→ 原文选段:
野草在燃烧中吟唱

2009-03-06 05:18裴合作
山花 2009年4期
关键词:无物过客野草

鲁迅曾对章仪萍、萧军等青年人说过,自己的哲学思想都体现在《野草》中。《野草》与鲁迅其它的作品比较,最大的不同点是向我们展示了一个最真实的鲁迅内心世界。《野草》开创了“独语体”散文的路子。在文本中,鲁迅不是以旁观者的身份对现实生活作理性分析或艺术再现,而是自己对自己坦诚的私语诉说,是对自我赤裸裸魂灵的痛苦解剖,是对“虚无”世界的寻幽探险,是个体本真诗化的生存体验。史铁生曾经说过:“所有的人都在白昼的魔法之下扮演着紧张,呆板的角色,一切言谈举止一切思绪与梦想,都仿佛被预设的程序所圈定”。“因而我盼望夜晚,盼望黑夜,盼望寂静中自由的到来”。“甚至盼望站到死中,去看生” ①。《野草》是先生为自己精心营造的黑暗中一片坟茔。在这个充满阴冷、幽暗的世界中,我们看到的是秋夜、冰谷、坟丛、墓碣、荒野、地狱、土屋、死火、残墙、长蛇及不明不暗的晃动的影子;感受到的是烦腻、憎恶、愤怒、厌烦、绝望、虚无和死亡的痛苦。鲁迅曾把自己比作“恶鸟”,并说自己身上有“毒气”和“鬼气”,读着《野草》,着实感觉到被字里行间弥漫的“毒气”、“鬼气”充塞着喉咙。

让我们跟着先生一同进入他的“野草”世界。

生命是什么?生命的本源何在?请看《过客》中一段精彩的对话:

翁——客官,你请坐。你是怎么称呼的。

客——称呼?——我不知道。从我还能记得的时候起,我就一个人。我不知道我本来叫什么。……

翁——阿阿。那么,你是从那里来的?

客——(略略迟疑)我不知道。从我还能记得的时候起,我就在这么走。

翁——对了。那么,我可以问你到那里去吗?

客——自然可以。——但是,我不知道……

过客与老翁的对话,是对生命本原的拷问。过客之所以不停地行走,就是要在不断的自我本体否定中脱出既往的历史联系,他是怀着“往者不可谏,来着犹可追”(语见《论语•微子》)的痛苦,向自己内在生命走去。他不能回头看,因为在过客所走过的路途中“没一处没有驱逐和牢笼,没一处没有面皮和笑容,没一处没有眶外的眼泪。我憎恶他们,我不回转去”。然而,前面是什么呢?是一片坟茔。过客所走的是后无退路、前面是坟的死亡之旅。与过客处境相似的还有“影子”和“死火”,影子要摆脱不明不暗的处境,在它面前有两种死亡选择,或者在光明中消失,或者被黑暗沉没。死火要么在冰谷中“冻灭”,要么在燃烧中“烧完”。

→ 数据摘录:
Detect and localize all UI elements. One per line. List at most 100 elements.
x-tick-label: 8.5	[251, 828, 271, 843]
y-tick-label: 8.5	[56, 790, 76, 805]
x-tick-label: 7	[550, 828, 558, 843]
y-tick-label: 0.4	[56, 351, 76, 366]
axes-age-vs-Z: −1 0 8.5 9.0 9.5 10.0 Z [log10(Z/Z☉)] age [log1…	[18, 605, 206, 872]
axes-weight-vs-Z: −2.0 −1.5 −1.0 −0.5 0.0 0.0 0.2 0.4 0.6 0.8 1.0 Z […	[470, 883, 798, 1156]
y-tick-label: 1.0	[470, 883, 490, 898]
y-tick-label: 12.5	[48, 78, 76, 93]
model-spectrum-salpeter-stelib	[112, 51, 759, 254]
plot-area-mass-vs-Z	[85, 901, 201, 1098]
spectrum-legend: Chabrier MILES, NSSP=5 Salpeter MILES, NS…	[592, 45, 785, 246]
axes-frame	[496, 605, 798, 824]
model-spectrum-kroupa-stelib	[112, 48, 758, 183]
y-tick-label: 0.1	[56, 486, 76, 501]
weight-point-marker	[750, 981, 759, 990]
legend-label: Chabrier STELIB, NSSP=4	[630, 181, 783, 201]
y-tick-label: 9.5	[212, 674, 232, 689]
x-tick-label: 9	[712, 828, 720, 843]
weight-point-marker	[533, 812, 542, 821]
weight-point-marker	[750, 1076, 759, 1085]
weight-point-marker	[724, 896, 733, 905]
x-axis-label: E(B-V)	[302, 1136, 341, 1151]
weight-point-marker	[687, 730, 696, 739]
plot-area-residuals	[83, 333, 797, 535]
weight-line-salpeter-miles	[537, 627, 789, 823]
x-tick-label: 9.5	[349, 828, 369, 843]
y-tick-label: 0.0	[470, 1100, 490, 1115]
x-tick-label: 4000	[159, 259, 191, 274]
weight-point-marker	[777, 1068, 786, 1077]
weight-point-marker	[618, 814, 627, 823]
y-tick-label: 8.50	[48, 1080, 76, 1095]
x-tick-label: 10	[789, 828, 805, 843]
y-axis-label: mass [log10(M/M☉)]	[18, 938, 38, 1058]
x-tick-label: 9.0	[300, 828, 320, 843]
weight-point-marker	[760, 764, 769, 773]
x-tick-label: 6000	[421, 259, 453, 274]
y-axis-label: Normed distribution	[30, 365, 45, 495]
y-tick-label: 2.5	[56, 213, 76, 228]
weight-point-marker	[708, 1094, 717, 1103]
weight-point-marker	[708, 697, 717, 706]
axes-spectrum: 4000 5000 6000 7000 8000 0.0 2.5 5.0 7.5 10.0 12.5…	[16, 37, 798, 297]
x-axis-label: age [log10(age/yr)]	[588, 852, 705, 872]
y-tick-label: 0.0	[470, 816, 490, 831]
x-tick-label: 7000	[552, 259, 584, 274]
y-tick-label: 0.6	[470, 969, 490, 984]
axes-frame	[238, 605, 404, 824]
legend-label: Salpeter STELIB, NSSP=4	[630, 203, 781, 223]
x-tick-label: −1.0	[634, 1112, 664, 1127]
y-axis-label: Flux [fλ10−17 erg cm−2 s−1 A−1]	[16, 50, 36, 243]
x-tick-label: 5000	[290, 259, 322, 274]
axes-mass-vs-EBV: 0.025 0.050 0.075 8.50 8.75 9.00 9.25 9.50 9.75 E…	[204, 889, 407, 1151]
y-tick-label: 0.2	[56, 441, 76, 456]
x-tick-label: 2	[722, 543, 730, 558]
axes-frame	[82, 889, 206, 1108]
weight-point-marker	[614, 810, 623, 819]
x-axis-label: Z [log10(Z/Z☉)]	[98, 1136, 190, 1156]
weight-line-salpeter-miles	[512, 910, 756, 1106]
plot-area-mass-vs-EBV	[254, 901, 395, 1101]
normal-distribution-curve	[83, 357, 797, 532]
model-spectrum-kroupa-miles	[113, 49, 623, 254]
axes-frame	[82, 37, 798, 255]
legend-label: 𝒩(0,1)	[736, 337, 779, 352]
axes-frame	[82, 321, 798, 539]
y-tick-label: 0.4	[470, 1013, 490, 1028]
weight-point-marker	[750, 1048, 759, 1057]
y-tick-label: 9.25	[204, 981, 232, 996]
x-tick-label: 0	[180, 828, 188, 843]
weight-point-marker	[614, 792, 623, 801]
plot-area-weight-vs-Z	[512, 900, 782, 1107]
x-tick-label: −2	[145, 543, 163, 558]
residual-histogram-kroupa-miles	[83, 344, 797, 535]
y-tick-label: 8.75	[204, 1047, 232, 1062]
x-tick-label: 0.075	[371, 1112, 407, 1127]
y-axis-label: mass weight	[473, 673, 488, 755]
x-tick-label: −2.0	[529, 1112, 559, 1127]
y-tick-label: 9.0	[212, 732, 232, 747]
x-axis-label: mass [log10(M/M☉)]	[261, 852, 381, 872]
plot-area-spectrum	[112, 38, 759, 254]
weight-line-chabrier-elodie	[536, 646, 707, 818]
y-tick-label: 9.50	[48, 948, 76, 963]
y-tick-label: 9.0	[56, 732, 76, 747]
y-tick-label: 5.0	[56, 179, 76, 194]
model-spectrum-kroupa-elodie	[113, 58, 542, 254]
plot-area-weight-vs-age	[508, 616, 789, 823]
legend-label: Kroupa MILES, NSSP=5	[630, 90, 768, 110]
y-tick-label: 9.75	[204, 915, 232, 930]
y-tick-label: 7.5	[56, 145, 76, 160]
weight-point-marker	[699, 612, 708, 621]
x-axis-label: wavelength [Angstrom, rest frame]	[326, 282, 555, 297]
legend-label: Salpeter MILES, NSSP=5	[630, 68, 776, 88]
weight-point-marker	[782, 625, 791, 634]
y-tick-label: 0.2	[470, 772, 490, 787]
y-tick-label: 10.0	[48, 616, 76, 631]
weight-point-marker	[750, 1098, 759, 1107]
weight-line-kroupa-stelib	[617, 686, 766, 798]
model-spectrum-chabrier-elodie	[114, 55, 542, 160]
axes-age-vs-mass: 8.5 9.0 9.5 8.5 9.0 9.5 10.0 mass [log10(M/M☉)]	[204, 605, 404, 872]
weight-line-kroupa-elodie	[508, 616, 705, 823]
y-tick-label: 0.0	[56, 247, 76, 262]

→ 练习题组:
a – 根据原文选段,《野草》开创了哪一种散文的路子?
b – 请用两句话概括原文选段的内容。
c – 原文选段说读者在《野草》那个阴冷、幽暗的世界中感受到了哪些东西?逐一列出。

→ 参考答案:
a – “独语体”散文。

b – 《野草》开创了“独语体”散文,展示了鲁迅最真实的内心世界,是他对自我魂灵的痛苦解剖,其中充满阴冷幽暗的意象和绝望、虚无等痛苦感受。《过客》中过客与老翁的对话是对生命本原的拷问,过客走的是后无退路、前面是坟的死亡之旅,影子和死火也面临相似的死亡选择。

c – 烦腻、憎恶、愤怒、厌烦、绝望、虚无、死亡的痛苦。